» Data shown:

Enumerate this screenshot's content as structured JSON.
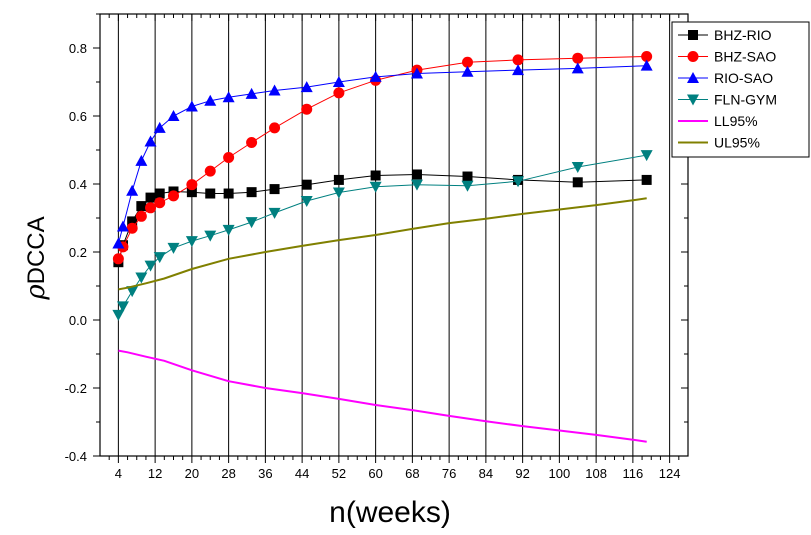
{
  "chart_data": {
    "type": "line",
    "title": "",
    "xlabel": "n(weeks)",
    "ylabel_rho": "ρ",
    "ylabel_rest": "DCCA",
    "xlim": [
      0,
      128
    ],
    "ylim": [
      -0.4,
      0.9
    ],
    "xticks": [
      4,
      12,
      20,
      28,
      36,
      44,
      52,
      60,
      68,
      76,
      84,
      92,
      100,
      108,
      116,
      124
    ],
    "yticks": [
      -0.4,
      -0.2,
      0.0,
      0.2,
      0.4,
      0.6,
      0.8
    ],
    "ytick_labels": [
      "-0.4",
      "-0.2",
      "0.0",
      "0.2",
      "0.4",
      "0.6",
      "0.8"
    ],
    "grid": "vertical",
    "legend_position": "top-right",
    "series": [
      {
        "name": "BHZ-RIO",
        "color": "#000000",
        "marker": "square",
        "x": [
          4,
          5,
          7,
          9,
          11,
          13,
          16,
          20,
          24,
          28,
          33,
          38,
          45,
          52,
          60,
          69,
          80,
          91,
          104,
          119
        ],
        "y": [
          0.17,
          0.22,
          0.29,
          0.335,
          0.36,
          0.372,
          0.378,
          0.376,
          0.372,
          0.372,
          0.376,
          0.385,
          0.398,
          0.412,
          0.425,
          0.428,
          0.422,
          0.412,
          0.405,
          0.412
        ]
      },
      {
        "name": "BHZ-SAO",
        "color": "#ff0000",
        "marker": "circle",
        "x": [
          4,
          5,
          7,
          9,
          11,
          13,
          16,
          20,
          24,
          28,
          33,
          38,
          45,
          52,
          60,
          69,
          80,
          91,
          104,
          119
        ],
        "y": [
          0.18,
          0.215,
          0.27,
          0.305,
          0.33,
          0.345,
          0.365,
          0.398,
          0.438,
          0.478,
          0.522,
          0.565,
          0.62,
          0.668,
          0.705,
          0.735,
          0.758,
          0.765,
          0.77,
          0.775
        ]
      },
      {
        "name": "RIO-SAO",
        "color": "#0000ff",
        "marker": "triangle-up",
        "x": [
          4,
          5,
          7,
          9,
          11,
          13,
          16,
          20,
          24,
          28,
          33,
          38,
          45,
          52,
          60,
          69,
          80,
          91,
          104,
          119
        ],
        "y": [
          0.225,
          0.275,
          0.38,
          0.468,
          0.525,
          0.565,
          0.6,
          0.628,
          0.645,
          0.655,
          0.665,
          0.675,
          0.685,
          0.7,
          0.715,
          0.725,
          0.73,
          0.735,
          0.74,
          0.748
        ]
      },
      {
        "name": "FLN-GYM",
        "color": "#008080",
        "marker": "triangle-down",
        "x": [
          4,
          5,
          7,
          9,
          11,
          13,
          16,
          20,
          24,
          28,
          33,
          38,
          45,
          52,
          60,
          69,
          80,
          91,
          104,
          119
        ],
        "y": [
          0.015,
          0.04,
          0.085,
          0.125,
          0.16,
          0.185,
          0.212,
          0.232,
          0.248,
          0.265,
          0.288,
          0.315,
          0.35,
          0.375,
          0.392,
          0.398,
          0.395,
          0.408,
          0.45,
          0.485
        ]
      },
      {
        "name": "LL95%",
        "color": "#ff00ff",
        "marker": "none",
        "x": [
          4,
          6,
          10,
          14,
          20,
          28,
          36,
          44,
          52,
          60,
          68,
          76,
          84,
          92,
          100,
          108,
          116,
          119
        ],
        "y": [
          -0.09,
          -0.095,
          -0.108,
          -0.12,
          -0.148,
          -0.18,
          -0.2,
          -0.215,
          -0.232,
          -0.25,
          -0.265,
          -0.282,
          -0.298,
          -0.312,
          -0.325,
          -0.338,
          -0.352,
          -0.358
        ]
      },
      {
        "name": "UL95%",
        "color": "#808000",
        "marker": "none",
        "x": [
          4,
          6,
          10,
          14,
          20,
          28,
          36,
          44,
          52,
          60,
          68,
          76,
          84,
          92,
          100,
          108,
          116,
          119
        ],
        "y": [
          0.09,
          0.095,
          0.108,
          0.122,
          0.15,
          0.18,
          0.2,
          0.218,
          0.235,
          0.25,
          0.268,
          0.285,
          0.298,
          0.312,
          0.325,
          0.338,
          0.352,
          0.358
        ]
      }
    ]
  }
}
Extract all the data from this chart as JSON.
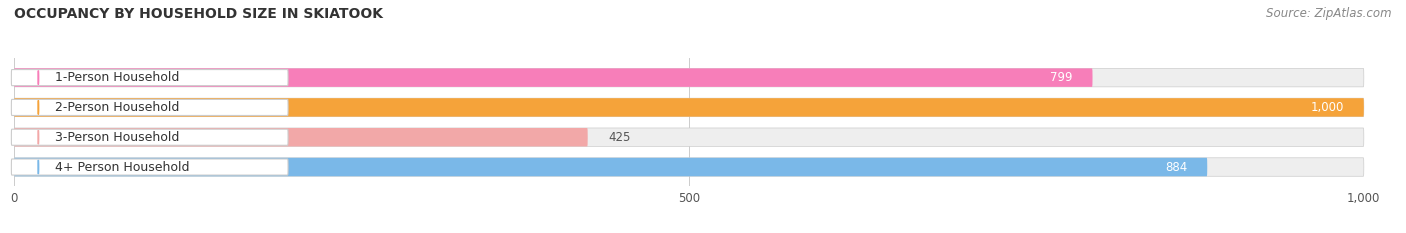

» The request:
Quote the listing above in full, except for the pictures.

» Written reply:
Enumerate this screenshot's content as structured JSON.
{
  "chart_data": {
    "type": "line",
    "title": "",
    "xlabel": "n(weeks)",
    "ylabel_rho": "ρ",
    "ylabel_rest": "DCCA",
    "xlim": [
      0,
      128
    ],
    "ylim": [
      -0.4,
      0.9
    ],
    "xticks": [
      4,
      12,
      20,
      28,
      36,
      44,
      52,
      60,
      68,
      76,
      84,
      92,
      100,
      108,
      116,
      124
    ],
    "yticks": [
      -0.4,
      -0.2,
      0.0,
      0.2,
      0.4,
      0.6,
      0.8
    ],
    "ytick_labels": [
      "-0.4",
      "-0.2",
      "0.0",
      "0.2",
      "0.4",
      "0.6",
      "0.8"
    ],
    "grid": "vertical",
    "legend_position": "top-right",
    "series": [
      {
        "name": "BHZ-RIO",
        "color": "#000000",
        "marker": "square",
        "x": [
          4,
          5,
          7,
          9,
          11,
          13,
          16,
          20,
          24,
          28,
          33,
          38,
          45,
          52,
          60,
          69,
          80,
          91,
          104,
          119
        ],
        "y": [
          0.17,
          0.22,
          0.29,
          0.335,
          0.36,
          0.372,
          0.378,
          0.376,
          0.372,
          0.372,
          0.376,
          0.385,
          0.398,
          0.412,
          0.425,
          0.428,
          0.422,
          0.412,
          0.405,
          0.412
        ]
      },
      {
        "name": "BHZ-SAO",
        "color": "#ff0000",
        "marker": "circle",
        "x": [
          4,
          5,
          7,
          9,
          11,
          13,
          16,
          20,
          24,
          28,
          33,
          38,
          45,
          52,
          60,
          69,
          80,
          91,
          104,
          119
        ],
        "y": [
          0.18,
          0.215,
          0.27,
          0.305,
          0.33,
          0.345,
          0.365,
          0.398,
          0.438,
          0.478,
          0.522,
          0.565,
          0.62,
          0.668,
          0.705,
          0.735,
          0.758,
          0.765,
          0.77,
          0.775
        ]
      },
      {
        "name": "RIO-SAO",
        "color": "#0000ff",
        "marker": "triangle-up",
        "x": [
          4,
          5,
          7,
          9,
          11,
          13,
          16,
          20,
          24,
          28,
          33,
          38,
          45,
          52,
          60,
          69,
          80,
          91,
          104,
          119
        ],
        "y": [
          0.225,
          0.275,
          0.38,
          0.468,
          0.525,
          0.565,
          0.6,
          0.628,
          0.645,
          0.655,
          0.665,
          0.675,
          0.685,
          0.7,
          0.715,
          0.725,
          0.73,
          0.735,
          0.74,
          0.748
        ]
      },
      {
        "name": "FLN-GYM",
        "color": "#008080",
        "marker": "triangle-down",
        "x": [
          4,
          5,
          7,
          9,
          11,
          13,
          16,
          20,
          24,
          28,
          33,
          38,
          45,
          52,
          60,
          69,
          80,
          91,
          104,
          119
        ],
        "y": [
          0.015,
          0.04,
          0.085,
          0.125,
          0.16,
          0.185,
          0.212,
          0.232,
          0.248,
          0.265,
          0.288,
          0.315,
          0.35,
          0.375,
          0.392,
          0.398,
          0.395,
          0.408,
          0.45,
          0.485
        ]
      },
      {
        "name": "LL95%",
        "color": "#ff00ff",
        "marker": "none",
        "x": [
          4,
          6,
          10,
          14,
          20,
          28,
          36,
          44,
          52,
          60,
          68,
          76,
          84,
          92,
          100,
          108,
          116,
          119
        ],
        "y": [
          -0.09,
          -0.095,
          -0.108,
          -0.12,
          -0.148,
          -0.18,
          -0.2,
          -0.215,
          -0.232,
          -0.25,
          -0.265,
          -0.282,
          -0.298,
          -0.312,
          -0.325,
          -0.338,
          -0.352,
          -0.358
        ]
      },
      {
        "name": "UL95%",
        "color": "#808000",
        "marker": "none",
        "x": [
          4,
          6,
          10,
          14,
          20,
          28,
          36,
          44,
          52,
          60,
          68,
          76,
          84,
          92,
          100,
          108,
          116,
          119
        ],
        "y": [
          0.09,
          0.095,
          0.108,
          0.122,
          0.15,
          0.18,
          0.2,
          0.218,
          0.235,
          0.25,
          0.268,
          0.285,
          0.298,
          0.312,
          0.325,
          0.338,
          0.352,
          0.358
        ]
      }
    ]
  }
}
Extract all the data from this chart as JSON.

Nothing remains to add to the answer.